- _EXERCISE REQUIREMENTS_: Copy out each line of the listing that has the word "marker" in it.

[Stored items from a collection]
◇ ◇ ◇ ◇ ◇

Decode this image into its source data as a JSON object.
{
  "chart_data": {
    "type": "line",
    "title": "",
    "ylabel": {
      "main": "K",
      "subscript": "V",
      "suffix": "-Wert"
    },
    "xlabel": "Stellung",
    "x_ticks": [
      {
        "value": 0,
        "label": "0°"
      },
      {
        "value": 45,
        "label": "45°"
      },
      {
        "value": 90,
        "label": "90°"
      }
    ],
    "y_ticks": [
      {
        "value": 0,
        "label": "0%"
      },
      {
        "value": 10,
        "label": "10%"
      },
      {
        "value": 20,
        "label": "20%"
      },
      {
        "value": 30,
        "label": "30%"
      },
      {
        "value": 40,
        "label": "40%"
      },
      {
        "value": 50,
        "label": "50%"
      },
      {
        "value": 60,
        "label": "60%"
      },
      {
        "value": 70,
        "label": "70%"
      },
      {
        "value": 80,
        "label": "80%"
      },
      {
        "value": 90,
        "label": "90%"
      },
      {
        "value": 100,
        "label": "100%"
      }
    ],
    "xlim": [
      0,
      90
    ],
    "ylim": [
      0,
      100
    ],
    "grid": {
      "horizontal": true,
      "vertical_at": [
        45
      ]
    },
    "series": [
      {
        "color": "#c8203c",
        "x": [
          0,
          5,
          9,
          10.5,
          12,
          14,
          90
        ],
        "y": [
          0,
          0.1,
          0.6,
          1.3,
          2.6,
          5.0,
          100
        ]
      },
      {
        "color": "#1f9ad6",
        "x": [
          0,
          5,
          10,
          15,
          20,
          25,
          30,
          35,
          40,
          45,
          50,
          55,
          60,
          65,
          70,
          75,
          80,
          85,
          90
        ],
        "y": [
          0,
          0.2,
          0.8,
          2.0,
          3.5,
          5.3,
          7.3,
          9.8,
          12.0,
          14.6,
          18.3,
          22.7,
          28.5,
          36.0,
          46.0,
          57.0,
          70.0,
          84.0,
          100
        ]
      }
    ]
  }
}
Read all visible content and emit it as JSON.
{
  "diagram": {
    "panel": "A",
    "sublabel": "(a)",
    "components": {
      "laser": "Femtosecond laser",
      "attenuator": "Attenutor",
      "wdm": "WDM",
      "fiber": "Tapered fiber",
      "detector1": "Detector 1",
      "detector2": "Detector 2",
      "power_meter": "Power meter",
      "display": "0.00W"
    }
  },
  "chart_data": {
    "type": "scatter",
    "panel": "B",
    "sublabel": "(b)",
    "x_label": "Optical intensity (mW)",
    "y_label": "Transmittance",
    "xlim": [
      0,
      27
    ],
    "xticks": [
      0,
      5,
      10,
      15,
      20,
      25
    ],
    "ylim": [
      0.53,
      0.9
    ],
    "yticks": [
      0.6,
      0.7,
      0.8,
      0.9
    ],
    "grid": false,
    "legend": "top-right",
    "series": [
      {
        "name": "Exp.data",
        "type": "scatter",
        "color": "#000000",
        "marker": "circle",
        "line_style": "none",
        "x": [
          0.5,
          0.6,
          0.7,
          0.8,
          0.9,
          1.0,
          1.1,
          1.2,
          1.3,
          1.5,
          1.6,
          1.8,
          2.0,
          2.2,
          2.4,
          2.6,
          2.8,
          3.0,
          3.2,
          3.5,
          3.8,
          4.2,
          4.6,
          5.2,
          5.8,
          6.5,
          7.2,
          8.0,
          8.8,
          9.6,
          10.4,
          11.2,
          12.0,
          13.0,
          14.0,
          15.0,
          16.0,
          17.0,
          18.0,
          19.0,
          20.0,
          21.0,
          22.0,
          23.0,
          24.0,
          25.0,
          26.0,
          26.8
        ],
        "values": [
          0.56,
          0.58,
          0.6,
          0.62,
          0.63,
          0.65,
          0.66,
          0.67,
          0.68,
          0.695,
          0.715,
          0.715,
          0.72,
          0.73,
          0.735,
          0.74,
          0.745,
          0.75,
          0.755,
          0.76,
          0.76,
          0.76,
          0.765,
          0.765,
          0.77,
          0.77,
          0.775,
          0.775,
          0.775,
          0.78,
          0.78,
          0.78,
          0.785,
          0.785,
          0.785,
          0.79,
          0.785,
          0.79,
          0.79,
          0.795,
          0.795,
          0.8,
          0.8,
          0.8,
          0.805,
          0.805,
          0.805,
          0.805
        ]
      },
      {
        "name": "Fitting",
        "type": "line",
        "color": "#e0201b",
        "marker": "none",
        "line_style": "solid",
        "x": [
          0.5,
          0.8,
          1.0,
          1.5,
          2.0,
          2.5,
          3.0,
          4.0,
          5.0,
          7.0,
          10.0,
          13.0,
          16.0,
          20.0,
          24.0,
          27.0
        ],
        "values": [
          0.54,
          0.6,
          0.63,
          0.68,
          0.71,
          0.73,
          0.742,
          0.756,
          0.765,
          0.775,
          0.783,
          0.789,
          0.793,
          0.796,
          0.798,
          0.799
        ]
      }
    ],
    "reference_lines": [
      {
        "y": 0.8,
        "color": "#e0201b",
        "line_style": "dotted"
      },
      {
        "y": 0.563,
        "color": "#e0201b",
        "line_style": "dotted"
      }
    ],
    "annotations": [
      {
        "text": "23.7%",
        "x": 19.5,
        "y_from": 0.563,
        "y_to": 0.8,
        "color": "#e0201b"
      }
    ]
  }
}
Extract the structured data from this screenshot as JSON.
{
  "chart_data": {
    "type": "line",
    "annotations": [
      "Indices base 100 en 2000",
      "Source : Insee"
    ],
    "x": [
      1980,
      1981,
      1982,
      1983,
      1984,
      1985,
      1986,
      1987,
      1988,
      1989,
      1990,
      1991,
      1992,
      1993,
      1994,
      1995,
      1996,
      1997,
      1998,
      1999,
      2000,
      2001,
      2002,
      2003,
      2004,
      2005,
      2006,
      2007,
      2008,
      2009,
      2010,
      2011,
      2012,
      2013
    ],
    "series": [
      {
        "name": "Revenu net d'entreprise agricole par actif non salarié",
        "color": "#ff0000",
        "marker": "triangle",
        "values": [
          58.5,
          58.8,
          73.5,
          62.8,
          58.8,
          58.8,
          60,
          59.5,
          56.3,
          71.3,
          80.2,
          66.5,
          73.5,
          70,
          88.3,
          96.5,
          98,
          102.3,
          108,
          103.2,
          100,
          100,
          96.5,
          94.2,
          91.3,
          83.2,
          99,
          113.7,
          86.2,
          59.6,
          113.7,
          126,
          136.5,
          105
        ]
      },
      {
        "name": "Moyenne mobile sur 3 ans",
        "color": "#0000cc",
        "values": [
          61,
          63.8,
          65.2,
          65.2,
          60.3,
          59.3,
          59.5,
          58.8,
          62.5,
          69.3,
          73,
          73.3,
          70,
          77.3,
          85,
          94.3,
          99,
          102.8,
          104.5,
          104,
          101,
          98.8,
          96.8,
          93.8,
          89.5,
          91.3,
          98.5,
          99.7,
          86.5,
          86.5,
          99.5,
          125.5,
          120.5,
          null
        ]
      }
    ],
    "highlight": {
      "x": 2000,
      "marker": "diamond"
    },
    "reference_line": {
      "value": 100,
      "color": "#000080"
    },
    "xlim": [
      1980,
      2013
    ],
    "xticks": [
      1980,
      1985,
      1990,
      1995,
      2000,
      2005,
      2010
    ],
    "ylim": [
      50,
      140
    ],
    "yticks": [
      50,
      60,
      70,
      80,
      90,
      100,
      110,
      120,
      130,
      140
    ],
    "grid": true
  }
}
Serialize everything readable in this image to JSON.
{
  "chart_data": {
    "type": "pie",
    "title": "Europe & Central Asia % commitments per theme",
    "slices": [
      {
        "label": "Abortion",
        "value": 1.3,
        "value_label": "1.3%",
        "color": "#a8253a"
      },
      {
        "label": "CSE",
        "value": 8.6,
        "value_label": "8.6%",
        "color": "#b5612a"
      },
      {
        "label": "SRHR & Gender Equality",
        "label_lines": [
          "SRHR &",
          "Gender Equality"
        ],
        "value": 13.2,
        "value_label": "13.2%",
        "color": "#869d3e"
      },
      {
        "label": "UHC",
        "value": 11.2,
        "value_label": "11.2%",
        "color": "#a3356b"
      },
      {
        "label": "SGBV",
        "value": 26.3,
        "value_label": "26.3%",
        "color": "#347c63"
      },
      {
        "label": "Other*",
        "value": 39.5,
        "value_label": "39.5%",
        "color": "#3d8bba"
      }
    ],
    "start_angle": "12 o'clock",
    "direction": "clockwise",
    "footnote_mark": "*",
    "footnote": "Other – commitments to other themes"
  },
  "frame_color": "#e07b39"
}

◇ ◇ ◇ ◇ ◇

- _CORRECT RESULT_:
        "marker": "circle",
        "marker": "none",
        "marker": "triangle",
      "marker": "diamond"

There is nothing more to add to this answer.